**EXERCISE DESCRIPTION:** Select lines where the word "color" appears.

**DATA EXCERPTS:**
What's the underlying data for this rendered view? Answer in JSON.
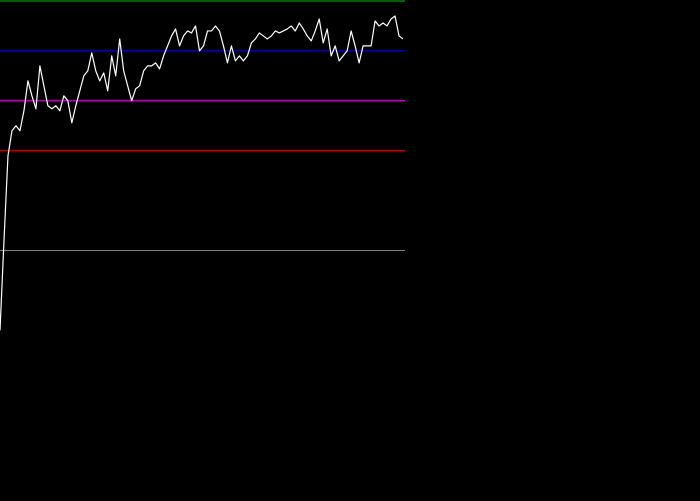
{
  "chart_data": {
    "type": "line",
    "ylim": [
      0,
      100
    ],
    "reference_lines": [
      {
        "value": 100,
        "color": "#00c000"
      },
      {
        "value": 90,
        "color": "#0000ff"
      },
      {
        "value": 80,
        "color": "#ff00ff"
      },
      {
        "value": 70,
        "color": "#ff0000"
      },
      {
        "value": 50,
        "color": "#808080"
      }
    ],
    "series": [
      {
        "color": "#ffffff",
        "values": [
          34,
          52,
          69,
          74,
          75,
          74,
          78,
          84,
          81,
          78.4,
          87,
          83,
          79,
          78.4,
          79,
          78,
          81,
          80,
          75.6,
          79,
          82,
          85,
          86,
          89.6,
          86,
          84,
          85.6,
          82,
          89,
          85,
          92.4,
          86,
          83,
          80,
          82.4,
          83,
          86,
          87,
          87,
          87.6,
          86.4,
          89,
          91,
          93,
          94.4,
          91,
          93,
          94,
          93.6,
          95,
          90,
          91,
          94,
          94,
          95,
          94,
          91,
          87.6,
          91,
          88,
          89,
          88,
          89,
          91.6,
          92.4,
          93.6,
          93,
          92.4,
          93,
          94,
          93.6,
          94,
          94.4,
          95,
          94,
          95.6,
          94.4,
          93,
          92,
          94,
          96.4,
          91.6,
          94.4,
          89,
          91,
          88,
          89,
          90,
          94,
          91,
          87.6,
          91,
          91,
          91,
          96,
          95,
          95.6,
          95,
          96.4,
          97,
          93,
          92.4
        ]
      }
    ]
  }
}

**FINISHED TASK:**
        "color": "#00c000"
        "color": "#0000ff"
        "color": "#ff00ff"
        "color": "#ff0000"
        "color": "#808080"
        "color": "#ffffff",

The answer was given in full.